# WRITTEN EXERCISE:
Take the line that contains "OCR this image." as the first line and the final line of the records as the last; return exactly those lines and the lines between.

········

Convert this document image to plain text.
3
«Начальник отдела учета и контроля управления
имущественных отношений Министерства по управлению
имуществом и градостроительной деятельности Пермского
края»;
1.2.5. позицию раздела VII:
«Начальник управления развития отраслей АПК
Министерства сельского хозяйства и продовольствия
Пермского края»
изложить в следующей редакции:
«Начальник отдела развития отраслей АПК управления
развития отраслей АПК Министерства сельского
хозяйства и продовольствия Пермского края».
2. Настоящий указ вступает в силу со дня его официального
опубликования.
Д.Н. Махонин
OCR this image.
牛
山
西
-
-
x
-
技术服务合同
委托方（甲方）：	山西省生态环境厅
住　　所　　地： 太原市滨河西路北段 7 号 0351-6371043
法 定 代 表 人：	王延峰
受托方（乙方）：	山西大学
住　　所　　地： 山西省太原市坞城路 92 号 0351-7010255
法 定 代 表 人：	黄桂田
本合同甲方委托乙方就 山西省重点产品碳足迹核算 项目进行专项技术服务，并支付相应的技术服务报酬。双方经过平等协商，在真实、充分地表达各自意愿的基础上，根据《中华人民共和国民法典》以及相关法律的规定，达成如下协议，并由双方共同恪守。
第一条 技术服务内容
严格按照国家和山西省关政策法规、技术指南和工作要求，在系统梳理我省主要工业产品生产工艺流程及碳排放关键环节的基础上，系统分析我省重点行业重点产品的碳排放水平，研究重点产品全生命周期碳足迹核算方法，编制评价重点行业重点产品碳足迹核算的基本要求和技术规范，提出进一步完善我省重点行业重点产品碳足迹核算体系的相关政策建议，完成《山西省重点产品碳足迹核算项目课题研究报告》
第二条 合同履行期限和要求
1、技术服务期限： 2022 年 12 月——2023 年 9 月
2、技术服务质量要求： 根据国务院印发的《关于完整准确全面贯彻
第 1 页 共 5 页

········

# THE REPLY:
OCR this image.
牛
山
西
-
-
x
-
技术服务合同
委托方（甲方）：	山西省生态环境厅
住　　所　　地： 太原市滨河西路北段 7 号 0351-6371043
法 定 代 表 人：	王延峰
受托方（乙方）：	山西大学
住　　所　　地： 山西省太原市坞城路 92 号 0351-7010255
法 定 代 表 人：	黄桂田
本合同甲方委托乙方就 山西省重点产品碳足迹核算 项目进行专项技术服务，并支付相应的技术服务报酬。双方经过平等协商，在真实、充分地表达各自意愿的基础上，根据《中华人民共和国民法典》以及相关法律的规定，达成如下协议，并由双方共同恪守。
第一条 技术服务内容
严格按照国家和山西省关政策法规、技术指南和工作要求，在系统梳理我省主要工业产品生产工艺流程及碳排放关键环节的基础上，系统分析我省重点行业重点产品的碳排放水平，研究重点产品全生命周期碳足迹核算方法，编制评价重点行业重点产品碳足迹核算的基本要求和技术规范，提出进一步完善我省重点行业重点产品碳足迹核算体系的相关政策建议，完成《山西省重点产品碳足迹核算项目课题研究报告》
第二条 合同履行期限和要求
1、技术服务期限： 2022 年 12 月——2023 年 9 月
2、技术服务质量要求： 根据国务院印发的《关于完整准确全面贯彻
第 1 页 共 5 页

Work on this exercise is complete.